• _Extracted records_:
***

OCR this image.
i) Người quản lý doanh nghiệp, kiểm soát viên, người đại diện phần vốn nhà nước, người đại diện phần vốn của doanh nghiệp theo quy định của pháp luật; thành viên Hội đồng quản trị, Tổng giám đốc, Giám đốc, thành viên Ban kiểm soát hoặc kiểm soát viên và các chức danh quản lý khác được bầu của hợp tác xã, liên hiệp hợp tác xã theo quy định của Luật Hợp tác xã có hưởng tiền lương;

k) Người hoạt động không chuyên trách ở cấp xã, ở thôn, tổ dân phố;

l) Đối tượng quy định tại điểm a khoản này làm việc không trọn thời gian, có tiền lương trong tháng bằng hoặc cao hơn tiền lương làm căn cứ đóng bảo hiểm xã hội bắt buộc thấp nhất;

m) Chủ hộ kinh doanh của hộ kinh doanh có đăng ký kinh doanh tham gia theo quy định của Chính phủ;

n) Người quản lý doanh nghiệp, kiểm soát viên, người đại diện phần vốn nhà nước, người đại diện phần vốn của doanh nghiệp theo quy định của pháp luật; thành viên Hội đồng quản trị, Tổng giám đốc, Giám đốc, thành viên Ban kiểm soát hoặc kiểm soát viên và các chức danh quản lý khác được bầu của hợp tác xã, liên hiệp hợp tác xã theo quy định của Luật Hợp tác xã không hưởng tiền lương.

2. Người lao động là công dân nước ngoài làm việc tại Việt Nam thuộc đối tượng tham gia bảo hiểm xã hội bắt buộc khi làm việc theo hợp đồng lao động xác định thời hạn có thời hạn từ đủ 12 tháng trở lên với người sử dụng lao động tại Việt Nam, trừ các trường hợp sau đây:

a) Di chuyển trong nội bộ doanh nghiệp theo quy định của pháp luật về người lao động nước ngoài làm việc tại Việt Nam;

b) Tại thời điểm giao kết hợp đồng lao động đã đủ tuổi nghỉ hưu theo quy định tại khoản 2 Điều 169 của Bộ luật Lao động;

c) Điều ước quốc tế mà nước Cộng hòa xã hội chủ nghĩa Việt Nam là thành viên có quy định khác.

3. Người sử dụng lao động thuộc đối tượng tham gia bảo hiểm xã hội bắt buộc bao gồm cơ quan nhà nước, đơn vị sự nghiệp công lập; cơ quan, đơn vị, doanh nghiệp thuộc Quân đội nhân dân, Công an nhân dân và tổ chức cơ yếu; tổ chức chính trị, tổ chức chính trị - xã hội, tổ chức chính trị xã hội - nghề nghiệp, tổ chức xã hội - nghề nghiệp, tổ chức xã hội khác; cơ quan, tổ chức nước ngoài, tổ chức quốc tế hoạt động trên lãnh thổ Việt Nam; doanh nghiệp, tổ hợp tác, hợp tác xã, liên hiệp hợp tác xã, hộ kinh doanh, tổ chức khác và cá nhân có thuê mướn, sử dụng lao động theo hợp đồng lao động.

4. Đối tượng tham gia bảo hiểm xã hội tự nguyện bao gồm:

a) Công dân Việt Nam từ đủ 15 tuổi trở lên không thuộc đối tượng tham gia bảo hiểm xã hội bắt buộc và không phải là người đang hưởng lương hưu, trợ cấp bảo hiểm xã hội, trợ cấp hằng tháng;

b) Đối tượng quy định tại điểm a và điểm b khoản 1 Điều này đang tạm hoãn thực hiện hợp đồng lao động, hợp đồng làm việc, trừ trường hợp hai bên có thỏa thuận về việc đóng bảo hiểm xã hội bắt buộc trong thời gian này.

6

***

• _WHAT YOU SHOULD DO_: Output the lines above verbatim and in full.

• _TASK RESULT_:
OCR this image.
i) Người quản lý doanh nghiệp, kiểm soát viên, người đại diện phần vốn nhà nước, người đại diện phần vốn của doanh nghiệp theo quy định của pháp luật; thành viên Hội đồng quản trị, Tổng giám đốc, Giám đốc, thành viên Ban kiểm soát hoặc kiểm soát viên và các chức danh quản lý khác được bầu của hợp tác xã, liên hiệp hợp tác xã theo quy định của Luật Hợp tác xã có hưởng tiền lương;

k) Người hoạt động không chuyên trách ở cấp xã, ở thôn, tổ dân phố;

l) Đối tượng quy định tại điểm a khoản này làm việc không trọn thời gian, có tiền lương trong tháng bằng hoặc cao hơn tiền lương làm căn cứ đóng bảo hiểm xã hội bắt buộc thấp nhất;

m) Chủ hộ kinh doanh của hộ kinh doanh có đăng ký kinh doanh tham gia theo quy định của Chính phủ;

n) Người quản lý doanh nghiệp, kiểm soát viên, người đại diện phần vốn nhà nước, người đại diện phần vốn của doanh nghiệp theo quy định của pháp luật; thành viên Hội đồng quản trị, Tổng giám đốc, Giám đốc, thành viên Ban kiểm soát hoặc kiểm soát viên và các chức danh quản lý khác được bầu của hợp tác xã, liên hiệp hợp tác xã theo quy định của Luật Hợp tác xã không hưởng tiền lương.

2. Người lao động là công dân nước ngoài làm việc tại Việt Nam thuộc đối tượng tham gia bảo hiểm xã hội bắt buộc khi làm việc theo hợp đồng lao động xác định thời hạn có thời hạn từ đủ 12 tháng trở lên với người sử dụng lao động tại Việt Nam, trừ các trường hợp sau đây:

a) Di chuyển trong nội bộ doanh nghiệp theo quy định của pháp luật về người lao động nước ngoài làm việc tại Việt Nam;

b) Tại thời điểm giao kết hợp đồng lao động đã đủ tuổi nghỉ hưu theo quy định tại khoản 2 Điều 169 của Bộ luật Lao động;

c) Điều ước quốc tế mà nước Cộng hòa xã hội chủ nghĩa Việt Nam là thành viên có quy định khác.

3. Người sử dụng lao động thuộc đối tượng tham gia bảo hiểm xã hội bắt buộc bao gồm cơ quan nhà nước, đơn vị sự nghiệp công lập; cơ quan, đơn vị, doanh nghiệp thuộc Quân đội nhân dân, Công an nhân dân và tổ chức cơ yếu; tổ chức chính trị, tổ chức chính trị - xã hội, tổ chức chính trị xã hội - nghề nghiệp, tổ chức xã hội - nghề nghiệp, tổ chức xã hội khác; cơ quan, tổ chức nước ngoài, tổ chức quốc tế hoạt động trên lãnh thổ Việt Nam; doanh nghiệp, tổ hợp tác, hợp tác xã, liên hiệp hợp tác xã, hộ kinh doanh, tổ chức khác và cá nhân có thuê mướn, sử dụng lao động theo hợp đồng lao động.

4. Đối tượng tham gia bảo hiểm xã hội tự nguyện bao gồm:

a) Công dân Việt Nam từ đủ 15 tuổi trở lên không thuộc đối tượng tham gia bảo hiểm xã hội bắt buộc và không phải là người đang hưởng lương hưu, trợ cấp bảo hiểm xã hội, trợ cấp hằng tháng;

b) Đối tượng quy định tại điểm a và điểm b khoản 1 Điều này đang tạm hoãn thực hiện hợp đồng lao động, hợp đồng làm việc, trừ trường hợp hai bên có thỏa thuận về việc đóng bảo hiểm xã hội bắt buộc trong thời gian này.

6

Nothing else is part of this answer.